Start

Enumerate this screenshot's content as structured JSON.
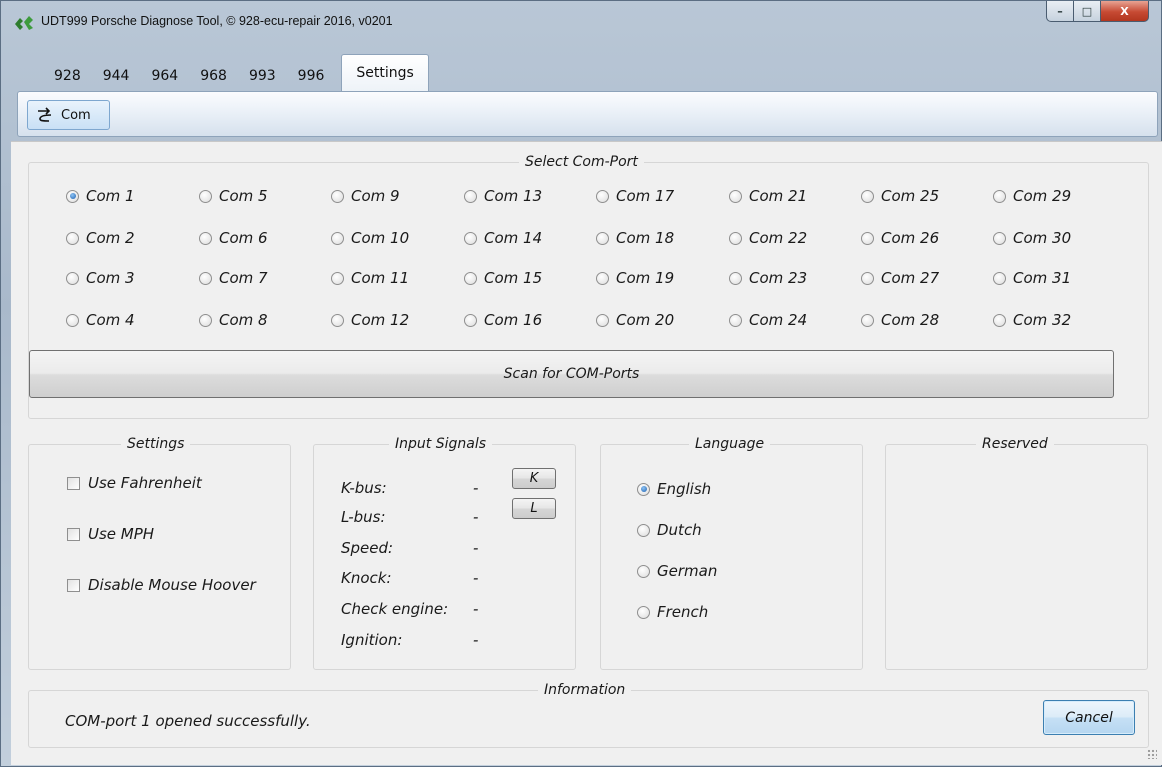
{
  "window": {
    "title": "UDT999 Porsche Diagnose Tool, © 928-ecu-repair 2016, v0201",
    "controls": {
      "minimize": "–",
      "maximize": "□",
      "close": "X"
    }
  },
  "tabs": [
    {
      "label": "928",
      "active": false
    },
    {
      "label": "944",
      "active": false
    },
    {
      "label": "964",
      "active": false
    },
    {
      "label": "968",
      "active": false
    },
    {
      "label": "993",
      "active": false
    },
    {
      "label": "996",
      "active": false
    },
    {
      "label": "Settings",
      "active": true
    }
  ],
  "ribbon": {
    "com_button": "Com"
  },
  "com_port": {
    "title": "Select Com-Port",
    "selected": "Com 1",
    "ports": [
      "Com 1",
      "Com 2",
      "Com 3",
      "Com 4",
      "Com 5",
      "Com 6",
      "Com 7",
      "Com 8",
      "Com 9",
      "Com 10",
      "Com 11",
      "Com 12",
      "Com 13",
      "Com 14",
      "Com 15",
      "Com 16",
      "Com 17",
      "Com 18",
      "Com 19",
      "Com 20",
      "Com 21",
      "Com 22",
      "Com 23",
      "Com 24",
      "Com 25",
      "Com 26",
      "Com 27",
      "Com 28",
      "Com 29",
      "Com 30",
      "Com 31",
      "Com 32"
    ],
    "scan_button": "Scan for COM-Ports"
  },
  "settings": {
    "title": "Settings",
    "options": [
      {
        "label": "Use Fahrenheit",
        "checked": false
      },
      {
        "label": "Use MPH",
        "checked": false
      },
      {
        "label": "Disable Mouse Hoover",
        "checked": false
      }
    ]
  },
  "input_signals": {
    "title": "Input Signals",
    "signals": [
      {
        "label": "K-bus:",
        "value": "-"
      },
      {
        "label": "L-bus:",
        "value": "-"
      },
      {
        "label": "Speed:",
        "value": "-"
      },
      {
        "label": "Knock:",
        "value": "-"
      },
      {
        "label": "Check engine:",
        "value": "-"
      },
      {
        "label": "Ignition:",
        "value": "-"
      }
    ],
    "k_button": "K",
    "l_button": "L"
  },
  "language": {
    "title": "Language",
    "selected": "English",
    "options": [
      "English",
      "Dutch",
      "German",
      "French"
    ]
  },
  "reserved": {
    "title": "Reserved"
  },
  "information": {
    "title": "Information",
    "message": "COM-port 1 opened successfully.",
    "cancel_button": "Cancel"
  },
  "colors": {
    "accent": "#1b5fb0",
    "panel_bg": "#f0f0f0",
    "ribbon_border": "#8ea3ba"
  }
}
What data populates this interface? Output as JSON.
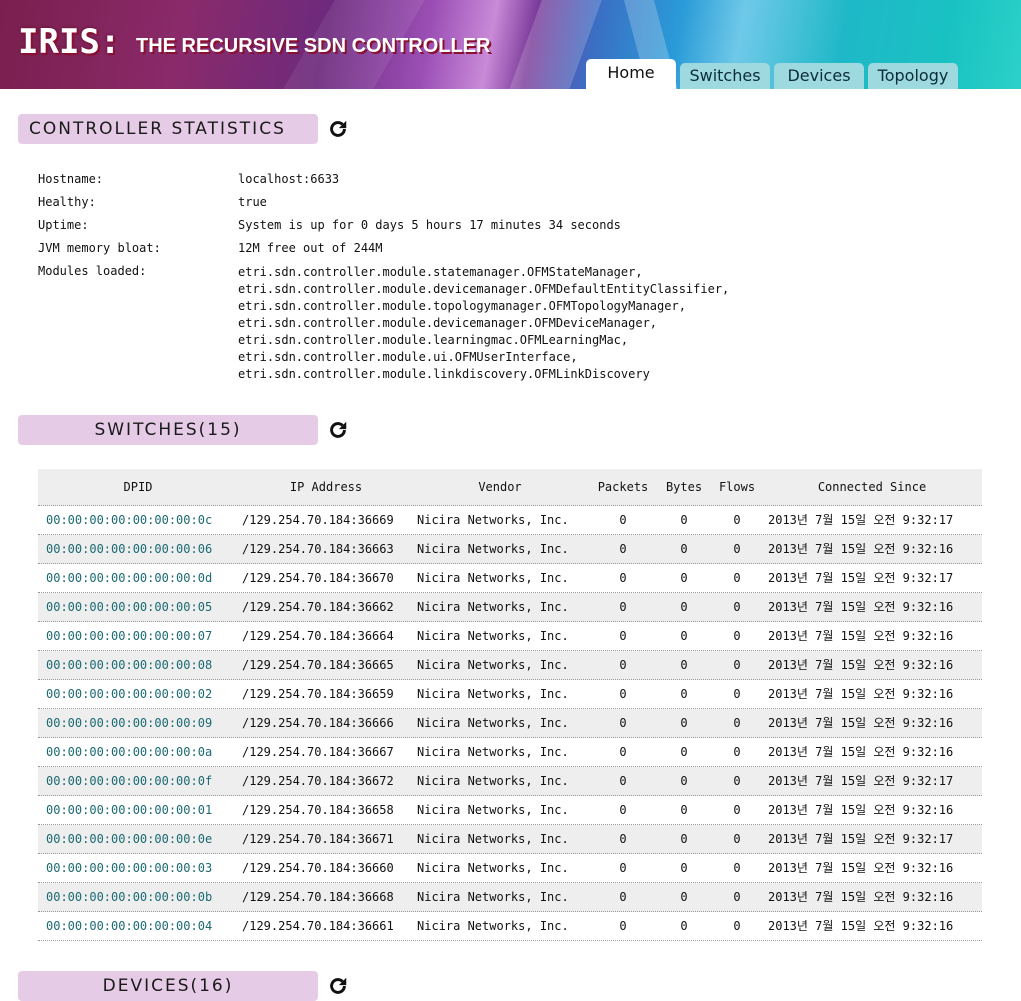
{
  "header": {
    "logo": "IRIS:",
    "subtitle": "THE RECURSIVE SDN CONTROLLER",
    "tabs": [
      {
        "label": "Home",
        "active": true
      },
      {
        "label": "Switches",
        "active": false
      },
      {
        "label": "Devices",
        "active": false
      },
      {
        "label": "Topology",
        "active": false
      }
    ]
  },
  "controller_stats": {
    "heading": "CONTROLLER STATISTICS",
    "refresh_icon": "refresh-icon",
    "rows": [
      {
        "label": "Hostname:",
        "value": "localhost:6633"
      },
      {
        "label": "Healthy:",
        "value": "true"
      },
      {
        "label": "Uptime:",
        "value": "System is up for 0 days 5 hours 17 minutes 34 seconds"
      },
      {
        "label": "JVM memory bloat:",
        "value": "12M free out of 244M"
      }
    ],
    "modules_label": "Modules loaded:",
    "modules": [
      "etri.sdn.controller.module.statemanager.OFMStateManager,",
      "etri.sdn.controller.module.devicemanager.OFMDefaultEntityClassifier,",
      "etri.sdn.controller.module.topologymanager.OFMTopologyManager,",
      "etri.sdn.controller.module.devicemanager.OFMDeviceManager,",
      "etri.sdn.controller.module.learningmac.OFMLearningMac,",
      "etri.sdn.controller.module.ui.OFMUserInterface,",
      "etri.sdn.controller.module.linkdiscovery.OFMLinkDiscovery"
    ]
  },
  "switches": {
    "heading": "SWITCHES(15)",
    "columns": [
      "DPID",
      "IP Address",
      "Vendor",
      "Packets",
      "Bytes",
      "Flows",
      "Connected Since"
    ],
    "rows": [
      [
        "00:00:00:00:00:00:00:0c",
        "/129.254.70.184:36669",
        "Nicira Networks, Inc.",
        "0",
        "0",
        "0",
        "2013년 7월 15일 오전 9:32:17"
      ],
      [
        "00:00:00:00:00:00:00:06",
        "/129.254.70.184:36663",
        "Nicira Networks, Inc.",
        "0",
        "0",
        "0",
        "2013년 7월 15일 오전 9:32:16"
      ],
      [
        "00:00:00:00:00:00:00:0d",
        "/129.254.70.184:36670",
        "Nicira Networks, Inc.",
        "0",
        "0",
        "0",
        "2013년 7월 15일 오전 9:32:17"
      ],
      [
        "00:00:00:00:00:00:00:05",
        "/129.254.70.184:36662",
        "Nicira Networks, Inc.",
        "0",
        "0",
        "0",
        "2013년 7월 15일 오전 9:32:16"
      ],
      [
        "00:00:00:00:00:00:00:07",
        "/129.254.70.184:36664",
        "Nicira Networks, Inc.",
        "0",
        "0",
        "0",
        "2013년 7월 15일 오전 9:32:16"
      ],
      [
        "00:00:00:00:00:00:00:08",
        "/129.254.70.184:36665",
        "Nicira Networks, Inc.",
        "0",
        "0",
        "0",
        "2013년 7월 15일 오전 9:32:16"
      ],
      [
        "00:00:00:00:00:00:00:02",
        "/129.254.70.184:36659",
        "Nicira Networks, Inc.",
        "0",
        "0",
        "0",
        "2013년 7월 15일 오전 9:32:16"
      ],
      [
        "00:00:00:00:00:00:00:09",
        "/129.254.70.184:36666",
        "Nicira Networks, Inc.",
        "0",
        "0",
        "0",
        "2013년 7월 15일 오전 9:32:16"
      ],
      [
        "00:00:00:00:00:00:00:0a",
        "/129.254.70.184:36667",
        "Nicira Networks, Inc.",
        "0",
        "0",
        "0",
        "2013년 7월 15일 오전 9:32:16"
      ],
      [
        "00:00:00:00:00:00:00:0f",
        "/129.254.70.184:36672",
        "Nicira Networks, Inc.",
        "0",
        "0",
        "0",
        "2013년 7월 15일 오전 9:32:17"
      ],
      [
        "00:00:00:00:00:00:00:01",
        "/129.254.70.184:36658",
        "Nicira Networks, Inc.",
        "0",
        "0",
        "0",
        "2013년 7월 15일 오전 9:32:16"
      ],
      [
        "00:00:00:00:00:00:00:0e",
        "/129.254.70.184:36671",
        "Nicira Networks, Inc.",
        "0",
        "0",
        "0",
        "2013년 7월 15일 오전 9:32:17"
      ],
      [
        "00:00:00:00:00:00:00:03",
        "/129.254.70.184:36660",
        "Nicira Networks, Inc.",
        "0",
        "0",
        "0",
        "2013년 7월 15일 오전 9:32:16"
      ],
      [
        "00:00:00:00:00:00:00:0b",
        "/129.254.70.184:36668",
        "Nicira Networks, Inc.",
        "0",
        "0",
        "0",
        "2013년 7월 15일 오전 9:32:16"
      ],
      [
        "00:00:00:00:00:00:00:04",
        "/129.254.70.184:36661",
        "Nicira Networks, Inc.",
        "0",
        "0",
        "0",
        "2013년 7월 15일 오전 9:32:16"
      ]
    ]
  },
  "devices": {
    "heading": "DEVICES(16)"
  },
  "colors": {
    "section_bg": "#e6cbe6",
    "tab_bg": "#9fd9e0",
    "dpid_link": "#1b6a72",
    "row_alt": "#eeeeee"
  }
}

End

• _Required task_:
Every entry must be reproduced exactly, with the images left out.

• _Answer to this exercise_:
Enumerate this screenshot's content as structured JSON.
{
  "window": {
    "title": "UDT999 Porsche Diagnose Tool, © 928-ecu-repair 2016, v0201",
    "controls": {
      "minimize": "–",
      "maximize": "□",
      "close": "X"
    }
  },
  "tabs": [
    {
      "label": "928",
      "active": false
    },
    {
      "label": "944",
      "active": false
    },
    {
      "label": "964",
      "active": false
    },
    {
      "label": "968",
      "active": false
    },
    {
      "label": "993",
      "active": false
    },
    {
      "label": "996",
      "active": false
    },
    {
      "label": "Settings",
      "active": true
    }
  ],
  "ribbon": {
    "com_button": "Com"
  },
  "com_port": {
    "title": "Select Com-Port",
    "selected": "Com 1",
    "ports": [
      "Com 1",
      "Com 2",
      "Com 3",
      "Com 4",
      "Com 5",
      "Com 6",
      "Com 7",
      "Com 8",
      "Com 9",
      "Com 10",
      "Com 11",
      "Com 12",
      "Com 13",
      "Com 14",
      "Com 15",
      "Com 16",
      "Com 17",
      "Com 18",
      "Com 19",
      "Com 20",
      "Com 21",
      "Com 22",
      "Com 23",
      "Com 24",
      "Com 25",
      "Com 26",
      "Com 27",
      "Com 28",
      "Com 29",
      "Com 30",
      "Com 31",
      "Com 32"
    ],
    "scan_button": "Scan for COM-Ports"
  },
  "settings": {
    "title": "Settings",
    "options": [
      {
        "label": "Use Fahrenheit",
        "checked": false
      },
      {
        "label": "Use MPH",
        "checked": false
      },
      {
        "label": "Disable Mouse Hoover",
        "checked": false
      }
    ]
  },
  "input_signals": {
    "title": "Input Signals",
    "signals": [
      {
        "label": "K-bus:",
        "value": "-"
      },
      {
        "label": "L-bus:",
        "value": "-"
      },
      {
        "label": "Speed:",
        "value": "-"
      },
      {
        "label": "Knock:",
        "value": "-"
      },
      {
        "label": "Check engine:",
        "value": "-"
      },
      {
        "label": "Ignition:",
        "value": "-"
      }
    ],
    "k_button": "K",
    "l_button": "L"
  },
  "language": {
    "title": "Language",
    "selected": "English",
    "options": [
      "English",
      "Dutch",
      "German",
      "French"
    ]
  },
  "reserved": {
    "title": "Reserved"
  },
  "information": {
    "title": "Information",
    "message": "COM-port 1 opened successfully.",
    "cancel_button": "Cancel"
  },
  "colors": {
    "accent": "#1b5fb0",
    "panel_bg": "#f0f0f0",
    "ribbon_border": "#8ea3ba"
  }
}
What data populates this interface? Output as JSON.
{
  "header": {
    "logo": "IRIS:",
    "subtitle": "THE RECURSIVE SDN CONTROLLER",
    "tabs": [
      {
        "label": "Home",
        "active": true
      },
      {
        "label": "Switches",
        "active": false
      },
      {
        "label": "Devices",
        "active": false
      },
      {
        "label": "Topology",
        "active": false
      }
    ]
  },
  "controller_stats": {
    "heading": "CONTROLLER STATISTICS",
    "refresh_icon": "refresh-icon",
    "rows": [
      {
        "label": "Hostname:",
        "value": "localhost:6633"
      },
      {
        "label": "Healthy:",
        "value": "true"
      },
      {
        "label": "Uptime:",
        "value": "System is up for 0 days 5 hours 17 minutes 34 seconds"
      },
      {
        "label": "JVM memory bloat:",
        "value": "12M free out of 244M"
      }
    ],
    "modules_label": "Modules loaded:",
    "modules": [
      "etri.sdn.controller.module.statemanager.OFMStateManager,",
      "etri.sdn.controller.module.devicemanager.OFMDefaultEntityClassifier,",
      "etri.sdn.controller.module.topologymanager.OFMTopologyManager,",
      "etri.sdn.controller.module.devicemanager.OFMDeviceManager,",
      "etri.sdn.controller.module.learningmac.OFMLearningMac,",
      "etri.sdn.controller.module.ui.OFMUserInterface,",
      "etri.sdn.controller.module.linkdiscovery.OFMLinkDiscovery"
    ]
  },
  "switches": {
    "heading": "SWITCHES(15)",
    "columns": [
      "DPID",
      "IP Address",
      "Vendor",
      "Packets",
      "Bytes",
      "Flows",
      "Connected Since"
    ],
    "rows": [
      [
        "00:00:00:00:00:00:00:0c",
        "/129.254.70.184:36669",
        "Nicira Networks, Inc.",
        "0",
        "0",
        "0",
        "2013년 7월 15일 오전 9:32:17"
      ],
      [
        "00:00:00:00:00:00:00:06",
        "/129.254.70.184:36663",
        "Nicira Networks, Inc.",
        "0",
        "0",
        "0",
        "2013년 7월 15일 오전 9:32:16"
      ],
      [
        "00:00:00:00:00:00:00:0d",
        "/129.254.70.184:36670",
        "Nicira Networks, Inc.",
        "0",
        "0",
        "0",
        "2013년 7월 15일 오전 9:32:17"
      ],
      [
        "00:00:00:00:00:00:00:05",
        "/129.254.70.184:36662",
        "Nicira Networks, Inc.",
        "0",
        "0",
        "0",
        "2013년 7월 15일 오전 9:32:16"
      ],
      [
        "00:00:00:00:00:00:00:07",
        "/129.254.70.184:36664",
        "Nicira Networks, Inc.",
        "0",
        "0",
        "0",
        "2013년 7월 15일 오전 9:32:16"
      ],
      [
        "00:00:00:00:00:00:00:08",
        "/129.254.70.184:36665",
        "Nicira Networks, Inc.",
        "0",
        "0",
        "0",
        "2013년 7월 15일 오전 9:32:16"
      ],
      [
        "00:00:00:00:00:00:00:02",
        "/129.254.70.184:36659",
        "Nicira Networks, Inc.",
        "0",
        "0",
        "0",
        "2013년 7월 15일 오전 9:32:16"
      ],
      [
        "00:00:00:00:00:00:00:09",
        "/129.254.70.184:36666",
        "Nicira Networks, Inc.",
        "0",
        "0",
        "0",
        "2013년 7월 15일 오전 9:32:16"
      ],
      [
        "00:00:00:00:00:00:00:0a",
        "/129.254.70.184:36667",
        "Nicira Networks, Inc.",
        "0",
        "0",
        "0",
        "2013년 7월 15일 오전 9:32:16"
      ],
      [
        "00:00:00:00:00:00:00:0f",
        "/129.254.70.184:36672",
        "Nicira Networks, Inc.",
        "0",
        "0",
        "0",
        "2013년 7월 15일 오전 9:32:17"
      ],
      [
        "00:00:00:00:00:00:00:01",
        "/129.254.70.184:36658",
        "Nicira Networks, Inc.",
        "0",
        "0",
        "0",
        "2013년 7월 15일 오전 9:32:16"
      ],
      [
        "00:00:00:00:00:00:00:0e",
        "/129.254.70.184:36671",
        "Nicira Networks, Inc.",
        "0",
        "0",
        "0",
        "2013년 7월 15일 오전 9:32:17"
      ],
      [
        "00:00:00:00:00:00:00:03",
        "/129.254.70.184:36660",
        "Nicira Networks, Inc.",
        "0",
        "0",
        "0",
        "2013년 7월 15일 오전 9:32:16"
      ],
      [
        "00:00:00:00:00:00:00:0b",
        "/129.254.70.184:36668",
        "Nicira Networks, Inc.",
        "0",
        "0",
        "0",
        "2013년 7월 15일 오전 9:32:16"
      ],
      [
        "00:00:00:00:00:00:00:04",
        "/129.254.70.184:36661",
        "Nicira Networks, Inc.",
        "0",
        "0",
        "0",
        "2013년 7월 15일 오전 9:32:16"
      ]
    ]
  },
  "devices": {
    "heading": "DEVICES(16)"
  },
  "colors": {
    "section_bg": "#e6cbe6",
    "tab_bg": "#9fd9e0",
    "dpid_link": "#1b6a72",
    "row_alt": "#eeeeee"
  }
}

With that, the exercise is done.